____ Excerpted data
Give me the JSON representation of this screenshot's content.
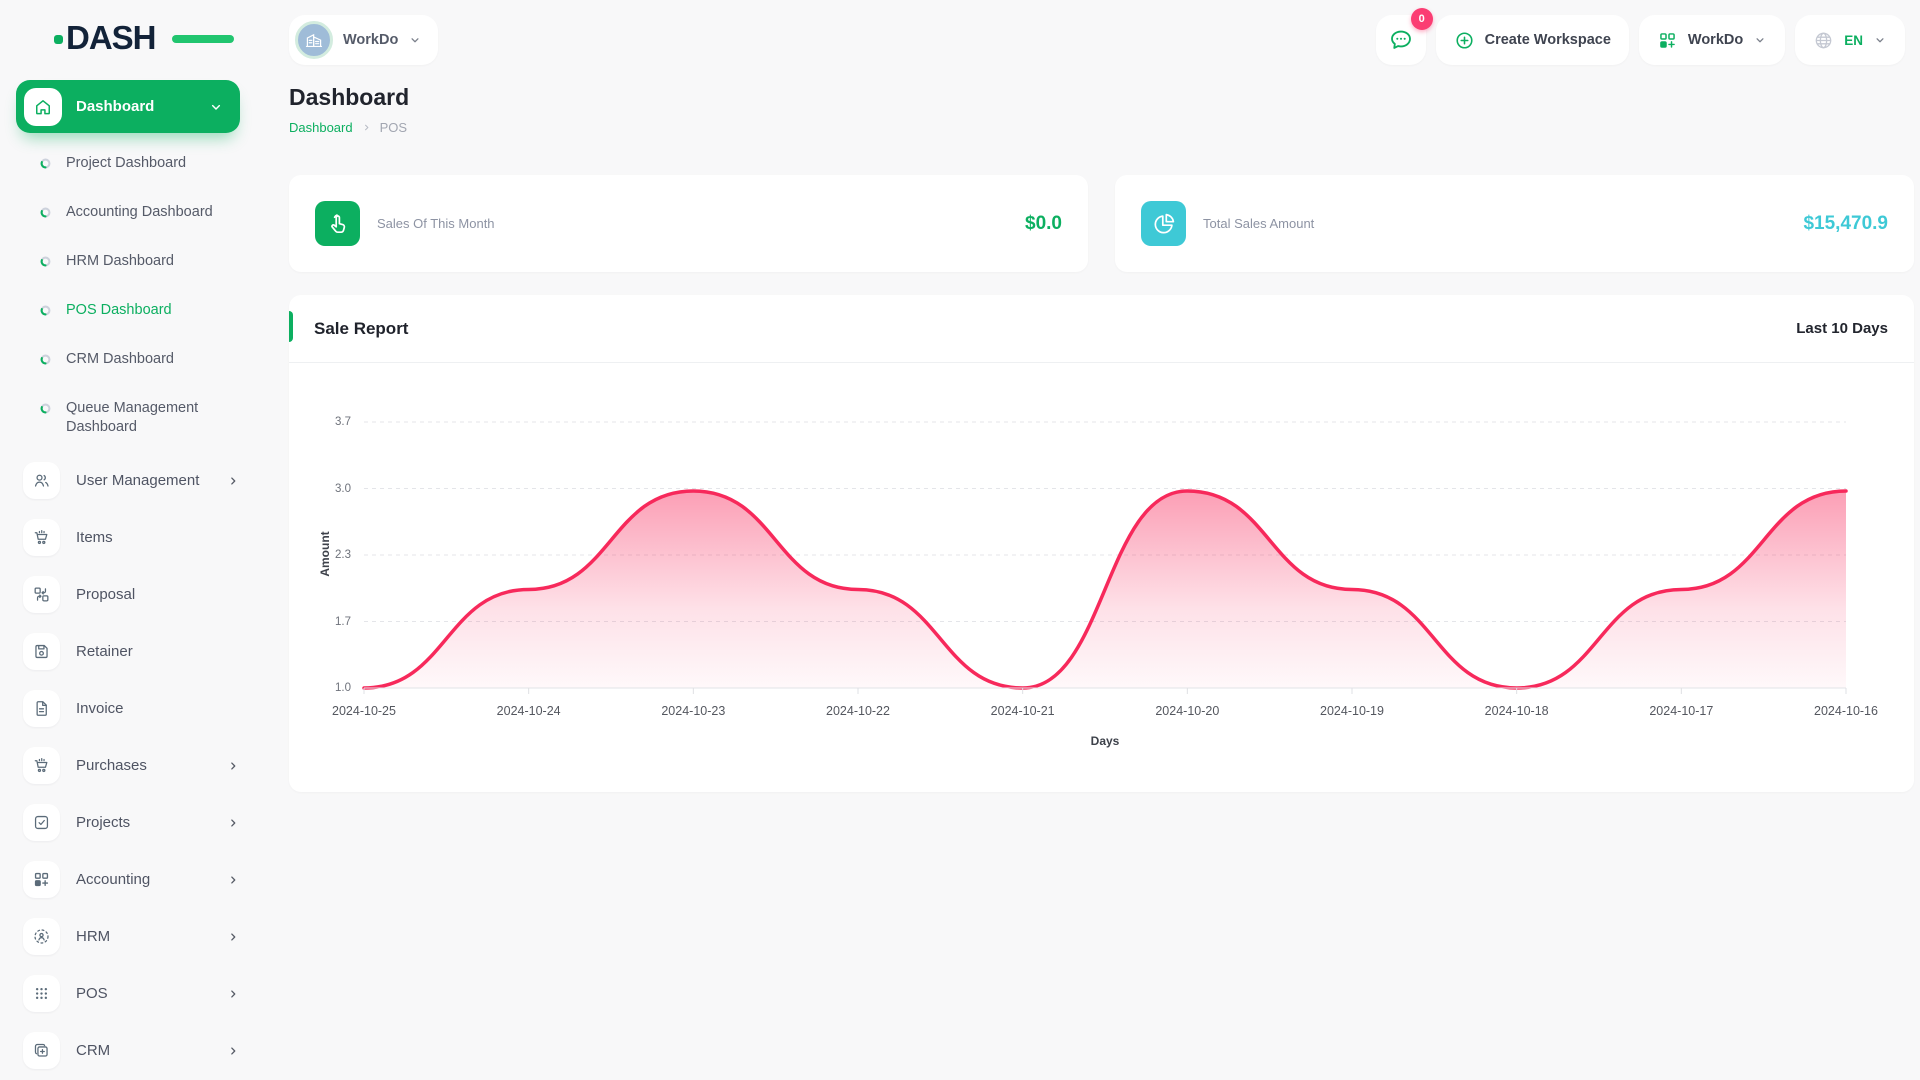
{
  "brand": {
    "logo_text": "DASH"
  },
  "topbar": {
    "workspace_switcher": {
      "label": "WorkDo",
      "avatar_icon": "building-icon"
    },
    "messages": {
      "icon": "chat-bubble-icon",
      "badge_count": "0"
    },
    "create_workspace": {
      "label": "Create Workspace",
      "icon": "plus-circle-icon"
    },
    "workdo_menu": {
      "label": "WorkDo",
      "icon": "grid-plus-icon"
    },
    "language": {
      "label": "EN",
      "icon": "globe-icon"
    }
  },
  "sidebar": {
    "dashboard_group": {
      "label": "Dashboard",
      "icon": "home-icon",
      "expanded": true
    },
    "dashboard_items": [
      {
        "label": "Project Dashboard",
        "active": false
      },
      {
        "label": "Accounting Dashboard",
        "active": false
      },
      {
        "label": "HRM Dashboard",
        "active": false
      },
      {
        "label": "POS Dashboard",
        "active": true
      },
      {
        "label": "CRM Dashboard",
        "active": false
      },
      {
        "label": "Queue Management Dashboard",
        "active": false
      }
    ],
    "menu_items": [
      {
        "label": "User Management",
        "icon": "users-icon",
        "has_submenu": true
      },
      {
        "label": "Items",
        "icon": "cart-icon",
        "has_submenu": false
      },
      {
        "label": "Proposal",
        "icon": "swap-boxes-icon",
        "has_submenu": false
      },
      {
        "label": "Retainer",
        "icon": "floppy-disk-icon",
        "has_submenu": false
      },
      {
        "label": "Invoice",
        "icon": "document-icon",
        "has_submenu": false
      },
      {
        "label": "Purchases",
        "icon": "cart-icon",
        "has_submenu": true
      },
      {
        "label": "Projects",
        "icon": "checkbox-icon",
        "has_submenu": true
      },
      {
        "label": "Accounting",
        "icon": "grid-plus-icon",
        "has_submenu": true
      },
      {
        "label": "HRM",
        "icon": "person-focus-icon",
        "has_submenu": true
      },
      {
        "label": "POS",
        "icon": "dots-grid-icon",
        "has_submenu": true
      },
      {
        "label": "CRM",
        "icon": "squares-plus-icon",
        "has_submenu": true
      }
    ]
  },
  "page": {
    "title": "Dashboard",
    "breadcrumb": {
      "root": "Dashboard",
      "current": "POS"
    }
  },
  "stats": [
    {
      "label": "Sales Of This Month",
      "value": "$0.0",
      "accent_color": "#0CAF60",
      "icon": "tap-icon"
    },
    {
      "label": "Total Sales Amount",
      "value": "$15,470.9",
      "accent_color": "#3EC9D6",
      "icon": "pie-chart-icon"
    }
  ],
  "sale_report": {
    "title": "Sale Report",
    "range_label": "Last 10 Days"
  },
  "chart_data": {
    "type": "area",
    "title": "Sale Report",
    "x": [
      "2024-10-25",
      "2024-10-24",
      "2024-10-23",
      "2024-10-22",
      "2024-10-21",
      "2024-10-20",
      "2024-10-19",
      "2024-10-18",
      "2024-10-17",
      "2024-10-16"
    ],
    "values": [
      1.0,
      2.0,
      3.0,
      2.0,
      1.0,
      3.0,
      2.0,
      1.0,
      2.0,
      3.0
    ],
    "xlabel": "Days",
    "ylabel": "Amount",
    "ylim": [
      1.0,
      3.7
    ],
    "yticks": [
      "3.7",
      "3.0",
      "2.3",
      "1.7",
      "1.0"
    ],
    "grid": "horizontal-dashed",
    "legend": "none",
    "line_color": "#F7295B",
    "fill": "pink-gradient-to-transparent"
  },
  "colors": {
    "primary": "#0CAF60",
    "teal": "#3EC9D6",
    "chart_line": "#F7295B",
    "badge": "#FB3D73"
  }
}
________
• [Stated task] Restate the data above word for word. Do not include the images.

• [Exercise response]
Give me the JSON representation of this screenshot's content.
{
  "brand": {
    "logo_text": "DASH"
  },
  "topbar": {
    "workspace_switcher": {
      "label": "WorkDo",
      "avatar_icon": "building-icon"
    },
    "messages": {
      "icon": "chat-bubble-icon",
      "badge_count": "0"
    },
    "create_workspace": {
      "label": "Create Workspace",
      "icon": "plus-circle-icon"
    },
    "workdo_menu": {
      "label": "WorkDo",
      "icon": "grid-plus-icon"
    },
    "language": {
      "label": "EN",
      "icon": "globe-icon"
    }
  },
  "sidebar": {
    "dashboard_group": {
      "label": "Dashboard",
      "icon": "home-icon",
      "expanded": true
    },
    "dashboard_items": [
      {
        "label": "Project Dashboard",
        "active": false
      },
      {
        "label": "Accounting Dashboard",
        "active": false
      },
      {
        "label": "HRM Dashboard",
        "active": false
      },
      {
        "label": "POS Dashboard",
        "active": true
      },
      {
        "label": "CRM Dashboard",
        "active": false
      },
      {
        "label": "Queue Management Dashboard",
        "active": false
      }
    ],
    "menu_items": [
      {
        "label": "User Management",
        "icon": "users-icon",
        "has_submenu": true
      },
      {
        "label": "Items",
        "icon": "cart-icon",
        "has_submenu": false
      },
      {
        "label": "Proposal",
        "icon": "swap-boxes-icon",
        "has_submenu": false
      },
      {
        "label": "Retainer",
        "icon": "floppy-disk-icon",
        "has_submenu": false
      },
      {
        "label": "Invoice",
        "icon": "document-icon",
        "has_submenu": false
      },
      {
        "label": "Purchases",
        "icon": "cart-icon",
        "has_submenu": true
      },
      {
        "label": "Projects",
        "icon": "checkbox-icon",
        "has_submenu": true
      },
      {
        "label": "Accounting",
        "icon": "grid-plus-icon",
        "has_submenu": true
      },
      {
        "label": "HRM",
        "icon": "person-focus-icon",
        "has_submenu": true
      },
      {
        "label": "POS",
        "icon": "dots-grid-icon",
        "has_submenu": true
      },
      {
        "label": "CRM",
        "icon": "squares-plus-icon",
        "has_submenu": true
      }
    ]
  },
  "page": {
    "title": "Dashboard",
    "breadcrumb": {
      "root": "Dashboard",
      "current": "POS"
    }
  },
  "stats": [
    {
      "label": "Sales Of This Month",
      "value": "$0.0",
      "accent_color": "#0CAF60",
      "icon": "tap-icon"
    },
    {
      "label": "Total Sales Amount",
      "value": "$15,470.9",
      "accent_color": "#3EC9D6",
      "icon": "pie-chart-icon"
    }
  ],
  "sale_report": {
    "title": "Sale Report",
    "range_label": "Last 10 Days"
  },
  "chart_data": {
    "type": "area",
    "title": "Sale Report",
    "x": [
      "2024-10-25",
      "2024-10-24",
      "2024-10-23",
      "2024-10-22",
      "2024-10-21",
      "2024-10-20",
      "2024-10-19",
      "2024-10-18",
      "2024-10-17",
      "2024-10-16"
    ],
    "values": [
      1.0,
      2.0,
      3.0,
      2.0,
      1.0,
      3.0,
      2.0,
      1.0,
      2.0,
      3.0
    ],
    "xlabel": "Days",
    "ylabel": "Amount",
    "ylim": [
      1.0,
      3.7
    ],
    "yticks": [
      "3.7",
      "3.0",
      "2.3",
      "1.7",
      "1.0"
    ],
    "grid": "horizontal-dashed",
    "legend": "none",
    "line_color": "#F7295B",
    "fill": "pink-gradient-to-transparent"
  },
  "colors": {
    "primary": "#0CAF60",
    "teal": "#3EC9D6",
    "chart_line": "#F7295B",
    "badge": "#FB3D73"
  }
}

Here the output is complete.